> **Requirement**
Identify each line below that contains the word "screenshot", and copy it out.

> **Records to process**
★ ★ ★ ★

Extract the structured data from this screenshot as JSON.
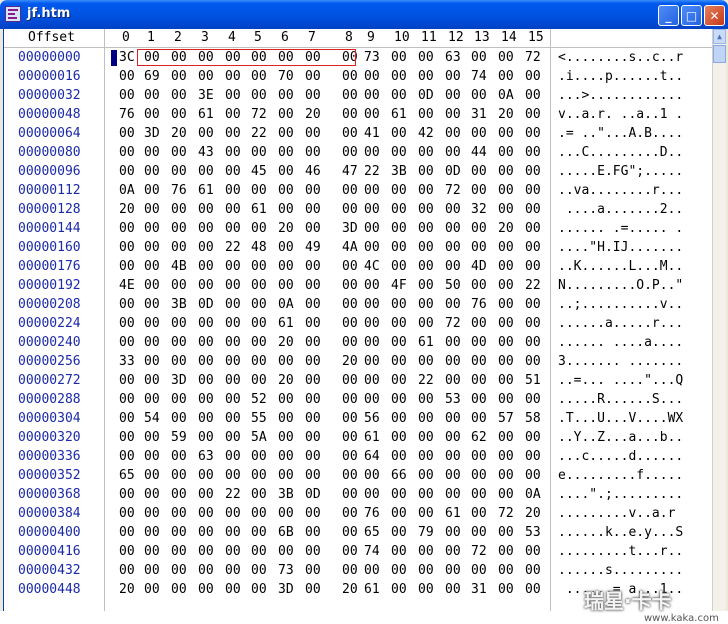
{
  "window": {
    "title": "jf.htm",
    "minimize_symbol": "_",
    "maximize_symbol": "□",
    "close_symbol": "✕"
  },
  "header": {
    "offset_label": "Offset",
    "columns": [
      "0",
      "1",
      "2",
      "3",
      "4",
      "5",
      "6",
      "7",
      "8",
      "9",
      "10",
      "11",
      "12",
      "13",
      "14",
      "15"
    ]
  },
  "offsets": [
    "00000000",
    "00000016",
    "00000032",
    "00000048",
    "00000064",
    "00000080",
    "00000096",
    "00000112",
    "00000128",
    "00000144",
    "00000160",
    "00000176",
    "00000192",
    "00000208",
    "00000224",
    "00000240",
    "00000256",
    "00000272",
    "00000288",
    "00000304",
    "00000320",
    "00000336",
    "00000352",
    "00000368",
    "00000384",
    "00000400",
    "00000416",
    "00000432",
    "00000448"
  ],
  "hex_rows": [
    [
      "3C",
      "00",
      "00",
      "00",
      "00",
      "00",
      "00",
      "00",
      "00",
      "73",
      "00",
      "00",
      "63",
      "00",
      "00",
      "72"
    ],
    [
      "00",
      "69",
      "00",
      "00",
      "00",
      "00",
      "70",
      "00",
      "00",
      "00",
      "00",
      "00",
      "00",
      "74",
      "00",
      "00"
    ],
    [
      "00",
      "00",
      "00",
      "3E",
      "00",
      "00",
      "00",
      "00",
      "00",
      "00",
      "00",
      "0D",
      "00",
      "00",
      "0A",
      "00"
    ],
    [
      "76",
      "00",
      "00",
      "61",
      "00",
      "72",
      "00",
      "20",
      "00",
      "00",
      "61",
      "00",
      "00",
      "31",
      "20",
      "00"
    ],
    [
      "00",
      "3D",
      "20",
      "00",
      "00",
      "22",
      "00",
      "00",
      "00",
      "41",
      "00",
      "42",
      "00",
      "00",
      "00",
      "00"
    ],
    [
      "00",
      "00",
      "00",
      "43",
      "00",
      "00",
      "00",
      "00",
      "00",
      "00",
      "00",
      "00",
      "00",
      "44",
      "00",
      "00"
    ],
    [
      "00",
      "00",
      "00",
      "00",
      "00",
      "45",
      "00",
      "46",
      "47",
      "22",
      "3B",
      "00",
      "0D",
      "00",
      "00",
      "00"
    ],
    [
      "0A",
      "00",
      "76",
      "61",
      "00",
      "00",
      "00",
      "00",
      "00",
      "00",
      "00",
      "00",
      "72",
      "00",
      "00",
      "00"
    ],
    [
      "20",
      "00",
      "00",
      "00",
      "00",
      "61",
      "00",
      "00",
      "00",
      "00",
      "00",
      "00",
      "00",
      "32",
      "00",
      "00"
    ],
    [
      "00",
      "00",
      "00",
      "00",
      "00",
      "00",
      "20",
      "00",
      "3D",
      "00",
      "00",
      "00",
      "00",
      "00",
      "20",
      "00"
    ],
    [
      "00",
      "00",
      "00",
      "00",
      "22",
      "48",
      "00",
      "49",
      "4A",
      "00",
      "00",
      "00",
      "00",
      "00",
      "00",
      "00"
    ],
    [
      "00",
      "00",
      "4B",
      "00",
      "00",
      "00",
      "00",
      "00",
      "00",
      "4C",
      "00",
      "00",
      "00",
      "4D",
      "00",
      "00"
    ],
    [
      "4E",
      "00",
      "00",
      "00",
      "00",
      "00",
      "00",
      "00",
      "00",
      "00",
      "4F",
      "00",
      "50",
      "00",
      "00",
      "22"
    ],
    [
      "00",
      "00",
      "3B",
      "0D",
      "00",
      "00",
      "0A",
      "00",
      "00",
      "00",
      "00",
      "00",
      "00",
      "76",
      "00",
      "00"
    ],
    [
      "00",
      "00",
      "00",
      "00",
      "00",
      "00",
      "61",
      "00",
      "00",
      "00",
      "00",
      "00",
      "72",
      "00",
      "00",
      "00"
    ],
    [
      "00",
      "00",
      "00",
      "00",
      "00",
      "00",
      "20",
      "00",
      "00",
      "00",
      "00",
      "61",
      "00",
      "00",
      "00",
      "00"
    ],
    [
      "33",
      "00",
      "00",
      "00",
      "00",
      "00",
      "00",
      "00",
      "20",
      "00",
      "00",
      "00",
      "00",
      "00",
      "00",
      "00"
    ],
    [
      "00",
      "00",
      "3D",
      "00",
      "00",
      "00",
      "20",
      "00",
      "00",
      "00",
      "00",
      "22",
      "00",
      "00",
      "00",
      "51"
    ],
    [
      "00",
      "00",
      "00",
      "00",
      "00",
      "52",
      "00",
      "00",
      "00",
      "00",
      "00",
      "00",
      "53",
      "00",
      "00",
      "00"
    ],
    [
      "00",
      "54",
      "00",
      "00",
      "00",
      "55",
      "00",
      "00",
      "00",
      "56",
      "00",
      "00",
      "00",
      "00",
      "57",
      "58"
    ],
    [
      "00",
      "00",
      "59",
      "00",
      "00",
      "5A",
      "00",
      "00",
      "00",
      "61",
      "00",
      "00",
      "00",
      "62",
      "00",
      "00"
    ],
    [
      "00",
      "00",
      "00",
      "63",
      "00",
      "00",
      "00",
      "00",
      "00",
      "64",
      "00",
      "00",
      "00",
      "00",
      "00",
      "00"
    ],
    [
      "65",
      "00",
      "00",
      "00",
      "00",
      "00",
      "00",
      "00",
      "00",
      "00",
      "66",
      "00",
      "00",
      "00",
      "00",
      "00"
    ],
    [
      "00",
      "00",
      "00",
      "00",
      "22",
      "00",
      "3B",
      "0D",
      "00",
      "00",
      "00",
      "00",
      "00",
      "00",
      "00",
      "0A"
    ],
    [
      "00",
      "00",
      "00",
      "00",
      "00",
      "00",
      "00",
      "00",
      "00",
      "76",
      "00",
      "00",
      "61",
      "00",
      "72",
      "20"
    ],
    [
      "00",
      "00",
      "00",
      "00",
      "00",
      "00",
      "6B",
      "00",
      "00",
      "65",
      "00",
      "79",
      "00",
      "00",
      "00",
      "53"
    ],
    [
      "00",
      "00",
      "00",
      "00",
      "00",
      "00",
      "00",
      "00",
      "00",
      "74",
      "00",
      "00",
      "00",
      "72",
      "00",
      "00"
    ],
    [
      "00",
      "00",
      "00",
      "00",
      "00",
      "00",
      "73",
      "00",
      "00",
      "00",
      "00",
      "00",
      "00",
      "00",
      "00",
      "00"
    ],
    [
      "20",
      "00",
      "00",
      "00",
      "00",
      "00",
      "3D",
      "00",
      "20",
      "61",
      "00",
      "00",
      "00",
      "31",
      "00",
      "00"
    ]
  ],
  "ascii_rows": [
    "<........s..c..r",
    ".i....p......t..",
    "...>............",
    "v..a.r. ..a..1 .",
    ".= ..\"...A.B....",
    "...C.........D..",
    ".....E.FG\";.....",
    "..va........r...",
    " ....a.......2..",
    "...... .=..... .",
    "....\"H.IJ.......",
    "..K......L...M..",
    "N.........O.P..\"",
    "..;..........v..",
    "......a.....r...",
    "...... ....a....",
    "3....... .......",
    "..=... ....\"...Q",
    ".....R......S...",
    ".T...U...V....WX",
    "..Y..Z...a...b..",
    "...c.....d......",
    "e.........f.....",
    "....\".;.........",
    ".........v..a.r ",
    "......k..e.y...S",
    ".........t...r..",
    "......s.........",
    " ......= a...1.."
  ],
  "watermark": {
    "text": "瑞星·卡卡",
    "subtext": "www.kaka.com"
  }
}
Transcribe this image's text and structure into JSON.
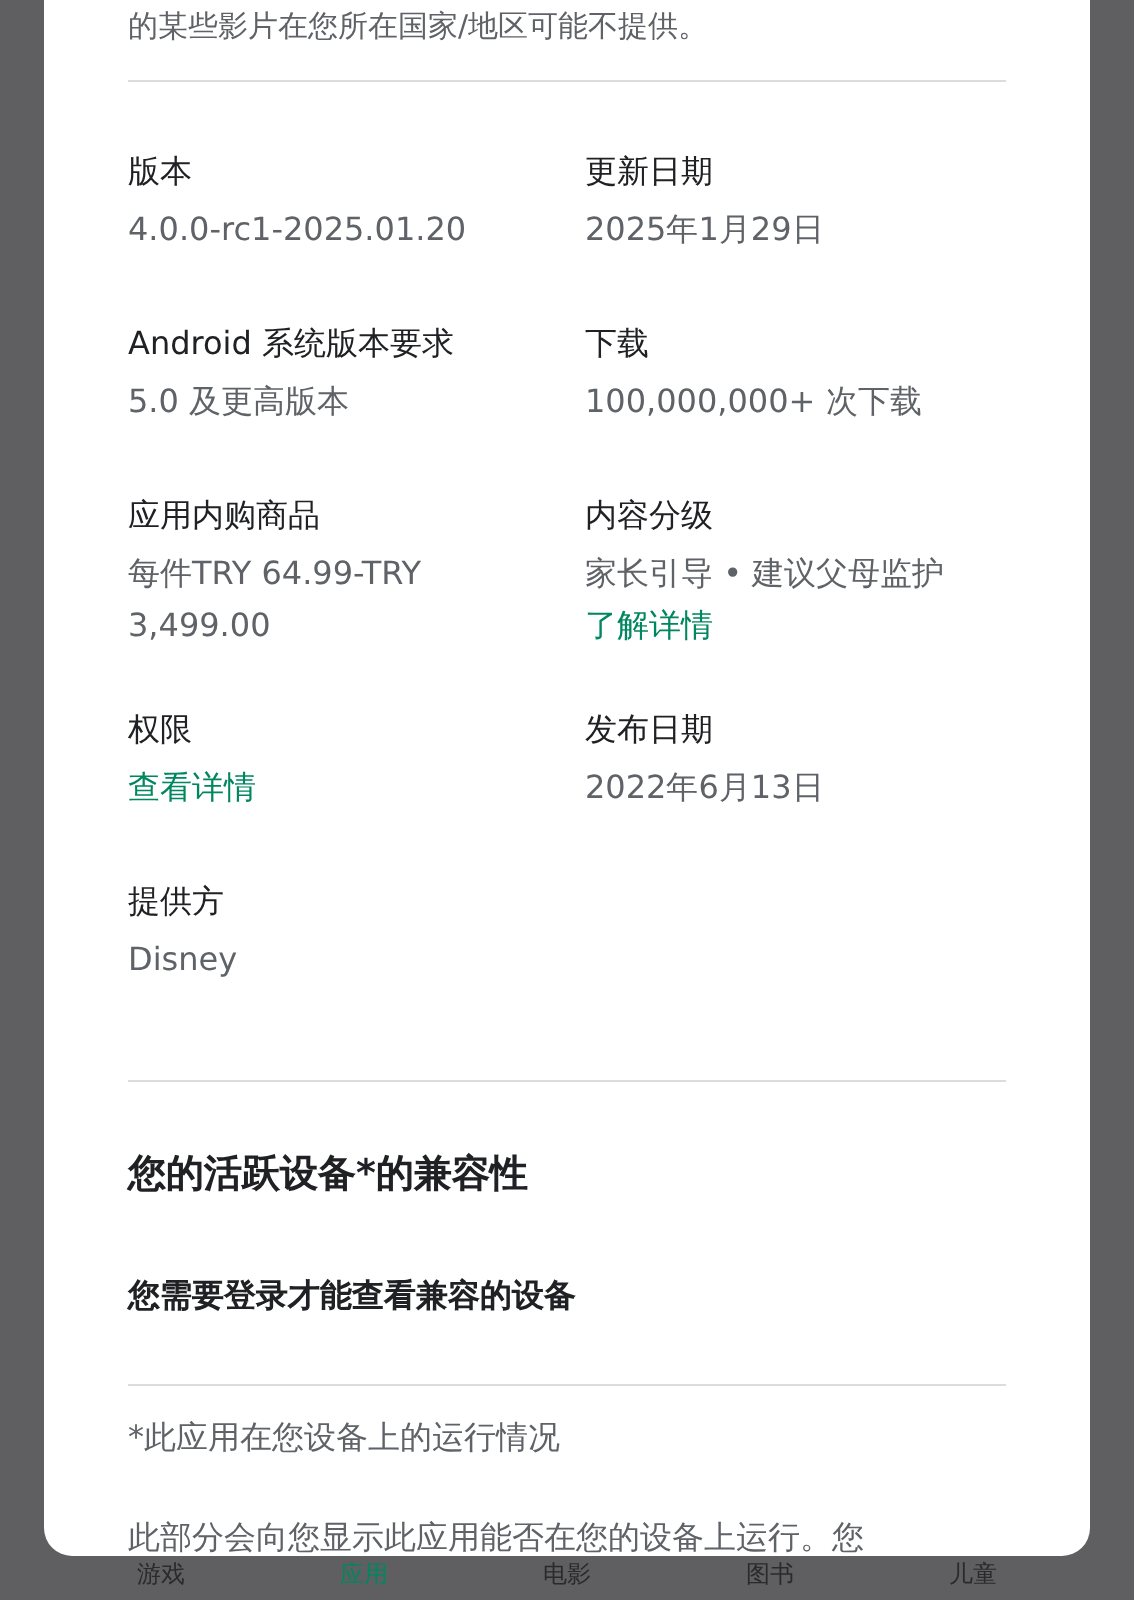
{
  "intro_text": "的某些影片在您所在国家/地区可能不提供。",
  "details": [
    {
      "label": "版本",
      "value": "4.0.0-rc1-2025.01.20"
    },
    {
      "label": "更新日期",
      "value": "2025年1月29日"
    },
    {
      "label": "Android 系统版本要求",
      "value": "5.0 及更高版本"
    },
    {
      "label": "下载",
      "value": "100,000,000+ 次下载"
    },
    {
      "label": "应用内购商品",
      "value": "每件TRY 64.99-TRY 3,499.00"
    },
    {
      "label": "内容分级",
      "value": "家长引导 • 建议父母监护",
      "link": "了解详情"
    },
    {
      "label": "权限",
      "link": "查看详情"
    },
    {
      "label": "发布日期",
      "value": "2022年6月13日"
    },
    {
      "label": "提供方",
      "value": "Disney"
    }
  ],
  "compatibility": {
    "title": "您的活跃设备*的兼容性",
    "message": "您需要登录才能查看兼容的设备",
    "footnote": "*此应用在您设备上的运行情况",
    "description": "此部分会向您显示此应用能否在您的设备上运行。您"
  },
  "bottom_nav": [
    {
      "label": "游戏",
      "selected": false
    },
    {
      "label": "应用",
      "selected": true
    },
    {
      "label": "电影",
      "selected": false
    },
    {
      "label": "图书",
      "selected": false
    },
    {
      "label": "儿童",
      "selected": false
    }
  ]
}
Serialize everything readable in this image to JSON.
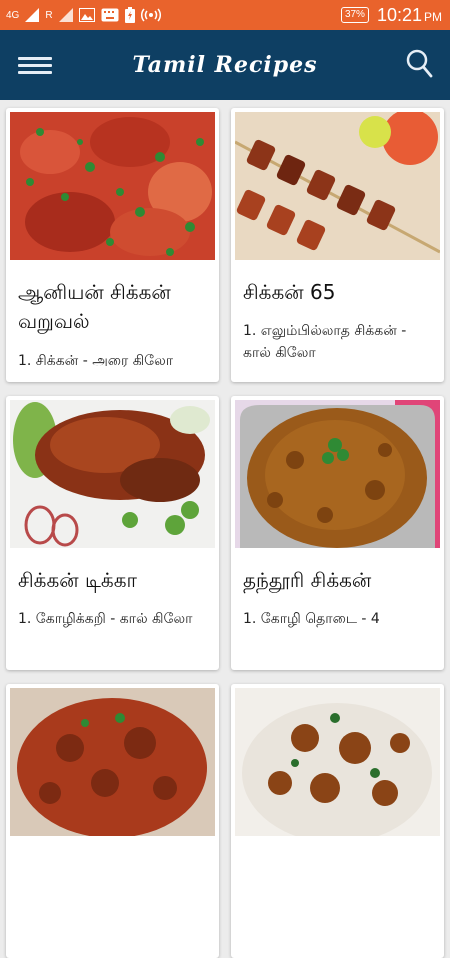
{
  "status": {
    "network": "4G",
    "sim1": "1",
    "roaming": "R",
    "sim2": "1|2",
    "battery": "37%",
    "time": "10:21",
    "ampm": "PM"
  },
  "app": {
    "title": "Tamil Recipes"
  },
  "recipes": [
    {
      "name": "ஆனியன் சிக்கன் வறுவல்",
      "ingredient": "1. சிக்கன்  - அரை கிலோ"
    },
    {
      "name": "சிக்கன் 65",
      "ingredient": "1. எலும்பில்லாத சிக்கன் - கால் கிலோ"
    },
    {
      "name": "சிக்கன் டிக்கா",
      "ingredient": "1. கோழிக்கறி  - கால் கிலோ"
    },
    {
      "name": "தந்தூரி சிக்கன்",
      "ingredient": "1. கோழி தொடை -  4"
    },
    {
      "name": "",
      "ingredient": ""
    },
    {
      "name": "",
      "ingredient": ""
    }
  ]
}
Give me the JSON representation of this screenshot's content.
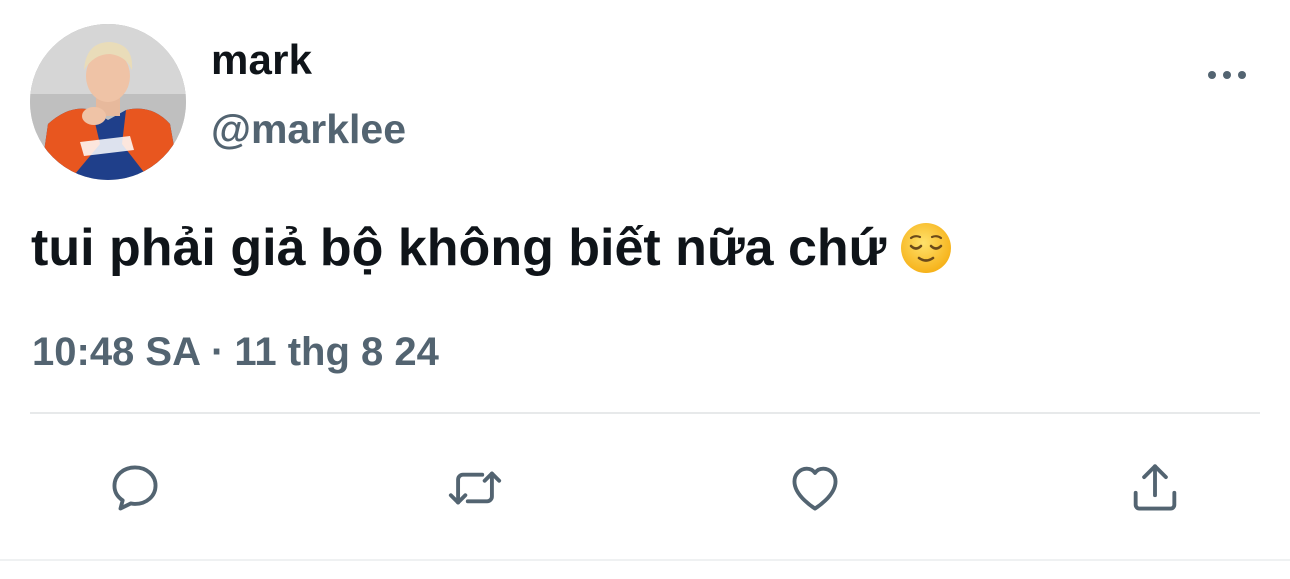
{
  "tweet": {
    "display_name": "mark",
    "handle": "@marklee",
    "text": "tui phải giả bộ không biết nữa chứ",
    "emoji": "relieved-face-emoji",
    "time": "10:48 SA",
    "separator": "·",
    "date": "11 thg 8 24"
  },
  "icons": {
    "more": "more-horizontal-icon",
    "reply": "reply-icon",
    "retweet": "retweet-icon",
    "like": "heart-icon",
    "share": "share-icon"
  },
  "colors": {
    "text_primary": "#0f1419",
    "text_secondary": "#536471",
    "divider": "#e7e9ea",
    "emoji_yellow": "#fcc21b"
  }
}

★ ★ ★ ★

> **Final result**
Extract the structured data from this screenshot as JSON.
Give me the JSON representation of this screenshot's content.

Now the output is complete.